Figure record listings
--------

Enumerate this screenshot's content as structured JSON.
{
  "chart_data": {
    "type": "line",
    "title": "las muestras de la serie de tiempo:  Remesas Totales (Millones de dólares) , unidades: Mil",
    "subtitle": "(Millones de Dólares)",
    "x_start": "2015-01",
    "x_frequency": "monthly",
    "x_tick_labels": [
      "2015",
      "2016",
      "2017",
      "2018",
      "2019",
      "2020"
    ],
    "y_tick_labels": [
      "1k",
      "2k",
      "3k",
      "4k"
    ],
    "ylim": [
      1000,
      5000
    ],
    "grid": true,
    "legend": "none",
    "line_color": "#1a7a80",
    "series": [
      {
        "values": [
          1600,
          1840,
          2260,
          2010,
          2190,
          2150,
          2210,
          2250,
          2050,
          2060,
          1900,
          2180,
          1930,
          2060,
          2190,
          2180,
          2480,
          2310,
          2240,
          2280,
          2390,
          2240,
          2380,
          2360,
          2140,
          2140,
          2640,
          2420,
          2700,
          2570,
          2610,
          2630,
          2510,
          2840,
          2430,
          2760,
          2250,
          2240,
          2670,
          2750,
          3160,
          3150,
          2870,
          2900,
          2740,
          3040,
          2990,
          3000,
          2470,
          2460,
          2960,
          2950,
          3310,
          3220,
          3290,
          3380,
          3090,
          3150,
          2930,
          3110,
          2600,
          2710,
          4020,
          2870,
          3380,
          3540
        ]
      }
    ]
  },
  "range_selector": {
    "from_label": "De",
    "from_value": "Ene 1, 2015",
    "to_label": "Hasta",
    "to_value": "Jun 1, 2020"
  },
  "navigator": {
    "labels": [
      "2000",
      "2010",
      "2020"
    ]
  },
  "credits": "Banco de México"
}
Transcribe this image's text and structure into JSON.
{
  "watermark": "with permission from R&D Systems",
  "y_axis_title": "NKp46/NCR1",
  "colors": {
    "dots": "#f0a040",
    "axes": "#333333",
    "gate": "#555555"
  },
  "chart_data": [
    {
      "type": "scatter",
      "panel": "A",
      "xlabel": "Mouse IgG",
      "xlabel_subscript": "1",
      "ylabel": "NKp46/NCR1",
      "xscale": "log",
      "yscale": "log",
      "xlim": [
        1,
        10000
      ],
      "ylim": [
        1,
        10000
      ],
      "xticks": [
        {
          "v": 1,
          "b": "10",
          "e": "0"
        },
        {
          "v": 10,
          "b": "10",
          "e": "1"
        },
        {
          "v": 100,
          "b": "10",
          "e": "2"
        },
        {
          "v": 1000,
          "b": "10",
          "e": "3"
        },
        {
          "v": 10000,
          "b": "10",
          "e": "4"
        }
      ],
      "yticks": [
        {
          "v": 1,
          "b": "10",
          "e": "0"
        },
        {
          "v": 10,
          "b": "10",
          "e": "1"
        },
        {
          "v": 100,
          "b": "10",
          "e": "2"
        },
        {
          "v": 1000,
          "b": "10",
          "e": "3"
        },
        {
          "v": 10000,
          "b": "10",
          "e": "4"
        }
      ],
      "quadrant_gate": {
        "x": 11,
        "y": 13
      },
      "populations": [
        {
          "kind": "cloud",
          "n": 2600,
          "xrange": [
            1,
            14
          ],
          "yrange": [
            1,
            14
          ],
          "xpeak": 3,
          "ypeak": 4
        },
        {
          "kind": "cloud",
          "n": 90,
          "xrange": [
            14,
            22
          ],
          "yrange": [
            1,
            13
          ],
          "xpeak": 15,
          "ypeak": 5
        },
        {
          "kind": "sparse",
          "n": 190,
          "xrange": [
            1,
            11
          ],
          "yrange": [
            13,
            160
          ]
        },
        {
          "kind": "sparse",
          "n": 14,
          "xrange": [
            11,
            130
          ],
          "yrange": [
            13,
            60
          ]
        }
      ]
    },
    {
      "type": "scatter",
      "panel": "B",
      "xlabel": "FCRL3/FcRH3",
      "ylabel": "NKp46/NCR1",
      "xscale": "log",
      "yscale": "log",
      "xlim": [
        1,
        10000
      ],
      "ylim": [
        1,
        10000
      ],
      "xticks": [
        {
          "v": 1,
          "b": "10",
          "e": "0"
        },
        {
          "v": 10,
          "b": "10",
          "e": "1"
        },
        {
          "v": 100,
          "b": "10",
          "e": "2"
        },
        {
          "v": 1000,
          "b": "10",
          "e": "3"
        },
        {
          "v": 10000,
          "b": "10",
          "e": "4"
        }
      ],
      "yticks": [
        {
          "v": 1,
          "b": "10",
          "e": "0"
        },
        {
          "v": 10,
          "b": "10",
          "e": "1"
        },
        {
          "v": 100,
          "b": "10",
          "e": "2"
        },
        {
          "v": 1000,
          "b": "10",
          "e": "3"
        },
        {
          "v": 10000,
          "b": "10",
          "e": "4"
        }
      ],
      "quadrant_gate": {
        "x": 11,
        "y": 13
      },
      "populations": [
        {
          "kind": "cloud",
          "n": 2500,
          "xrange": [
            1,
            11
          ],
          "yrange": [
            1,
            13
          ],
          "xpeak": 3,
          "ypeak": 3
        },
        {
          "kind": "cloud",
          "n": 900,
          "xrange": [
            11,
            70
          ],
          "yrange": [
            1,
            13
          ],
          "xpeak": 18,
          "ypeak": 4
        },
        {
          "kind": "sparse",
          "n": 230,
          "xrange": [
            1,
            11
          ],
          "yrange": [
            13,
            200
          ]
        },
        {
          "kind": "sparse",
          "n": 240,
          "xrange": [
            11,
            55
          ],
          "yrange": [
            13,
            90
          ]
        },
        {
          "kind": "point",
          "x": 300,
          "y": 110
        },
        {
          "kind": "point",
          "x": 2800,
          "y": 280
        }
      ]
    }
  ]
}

--------

Reproduce the entries above in full, verbatim.

**Task output:**
Enumerate this screenshot's content as structured JSON.
{
  "chart_data": {
    "type": "line",
    "title": "las muestras de la serie de tiempo:  Remesas Totales (Millones de dólares) , unidades: Mil",
    "subtitle": "(Millones de Dólares)",
    "x_start": "2015-01",
    "x_frequency": "monthly",
    "x_tick_labels": [
      "2015",
      "2016",
      "2017",
      "2018",
      "2019",
      "2020"
    ],
    "y_tick_labels": [
      "1k",
      "2k",
      "3k",
      "4k"
    ],
    "ylim": [
      1000,
      5000
    ],
    "grid": true,
    "legend": "none",
    "line_color": "#1a7a80",
    "series": [
      {
        "values": [
          1600,
          1840,
          2260,
          2010,
          2190,
          2150,
          2210,
          2250,
          2050,
          2060,
          1900,
          2180,
          1930,
          2060,
          2190,
          2180,
          2480,
          2310,
          2240,
          2280,
          2390,
          2240,
          2380,
          2360,
          2140,
          2140,
          2640,
          2420,
          2700,
          2570,
          2610,
          2630,
          2510,
          2840,
          2430,
          2760,
          2250,
          2240,
          2670,
          2750,
          3160,
          3150,
          2870,
          2900,
          2740,
          3040,
          2990,
          3000,
          2470,
          2460,
          2960,
          2950,
          3310,
          3220,
          3290,
          3380,
          3090,
          3150,
          2930,
          3110,
          2600,
          2710,
          4020,
          2870,
          3380,
          3540
        ]
      }
    ]
  },
  "range_selector": {
    "from_label": "De",
    "from_value": "Ene 1, 2015",
    "to_label": "Hasta",
    "to_value": "Jun 1, 2020"
  },
  "navigator": {
    "labels": [
      "2000",
      "2010",
      "2020"
    ]
  },
  "credits": "Banco de México"
}
Transcribe this image's text and structure into JSON.
{
  "watermark": "with permission from R&D Systems",
  "y_axis_title": "NKp46/NCR1",
  "colors": {
    "dots": "#f0a040",
    "axes": "#333333",
    "gate": "#555555"
  },
  "chart_data": [
    {
      "type": "scatter",
      "panel": "A",
      "xlabel": "Mouse IgG",
      "xlabel_subscript": "1",
      "ylabel": "NKp46/NCR1",
      "xscale": "log",
      "yscale": "log",
      "xlim": [
        1,
        10000
      ],
      "ylim": [
        1,
        10000
      ],
      "xticks": [
        {
          "v": 1,
          "b": "10",
          "e": "0"
        },
        {
          "v": 10,
          "b": "10",
          "e": "1"
        },
        {
          "v": 100,
          "b": "10",
          "e": "2"
        },
        {
          "v": 1000,
          "b": "10",
          "e": "3"
        },
        {
          "v": 10000,
          "b": "10",
          "e": "4"
        }
      ],
      "yticks": [
        {
          "v": 1,
          "b": "10",
          "e": "0"
        },
        {
          "v": 10,
          "b": "10",
          "e": "1"
        },
        {
          "v": 100,
          "b": "10",
          "e": "2"
        },
        {
          "v": 1000,
          "b": "10",
          "e": "3"
        },
        {
          "v": 10000,
          "b": "10",
          "e": "4"
        }
      ],
      "quadrant_gate": {
        "x": 11,
        "y": 13
      },
      "populations": [
        {
          "kind": "cloud",
          "n": 2600,
          "xrange": [
            1,
            14
          ],
          "yrange": [
            1,
            14
          ],
          "xpeak": 3,
          "ypeak": 4
        },
        {
          "kind": "cloud",
          "n": 90,
          "xrange": [
            14,
            22
          ],
          "yrange": [
            1,
            13
          ],
          "xpeak": 15,
          "ypeak": 5
        },
        {
          "kind": "sparse",
          "n": 190,
          "xrange": [
            1,
            11
          ],
          "yrange": [
            13,
            160
          ]
        },
        {
          "kind": "sparse",
          "n": 14,
          "xrange": [
            11,
            130
          ],
          "yrange": [
            13,
            60
          ]
        }
      ]
    },
    {
      "type": "scatter",
      "panel": "B",
      "xlabel": "FCRL3/FcRH3",
      "ylabel": "NKp46/NCR1",
      "xscale": "log",
      "yscale": "log",
      "xlim": [
        1,
        10000
      ],
      "ylim": [
        1,
        10000
      ],
      "xticks": [
        {
          "v": 1,
          "b": "10",
          "e": "0"
        },
        {
          "v": 10,
          "b": "10",
          "e": "1"
        },
        {
          "v": 100,
          "b": "10",
          "e": "2"
        },
        {
          "v": 1000,
          "b": "10",
          "e": "3"
        },
        {
          "v": 10000,
          "b": "10",
          "e": "4"
        }
      ],
      "yticks": [
        {
          "v": 1,
          "b": "10",
          "e": "0"
        },
        {
          "v": 10,
          "b": "10",
          "e": "1"
        },
        {
          "v": 100,
          "b": "10",
          "e": "2"
        },
        {
          "v": 1000,
          "b": "10",
          "e": "3"
        },
        {
          "v": 10000,
          "b": "10",
          "e": "4"
        }
      ],
      "quadrant_gate": {
        "x": 11,
        "y": 13
      },
      "populations": [
        {
          "kind": "cloud",
          "n": 2500,
          "xrange": [
            1,
            11
          ],
          "yrange": [
            1,
            13
          ],
          "xpeak": 3,
          "ypeak": 3
        },
        {
          "kind": "cloud",
          "n": 900,
          "xrange": [
            11,
            70
          ],
          "yrange": [
            1,
            13
          ],
          "xpeak": 18,
          "ypeak": 4
        },
        {
          "kind": "sparse",
          "n": 230,
          "xrange": [
            1,
            11
          ],
          "yrange": [
            13,
            200
          ]
        },
        {
          "kind": "sparse",
          "n": 240,
          "xrange": [
            11,
            55
          ],
          "yrange": [
            13,
            90
          ]
        },
        {
          "kind": "point",
          "x": 300,
          "y": 110
        },
        {
          "kind": "point",
          "x": 2800,
          "y": 280
        }
      ]
    }
  ]
}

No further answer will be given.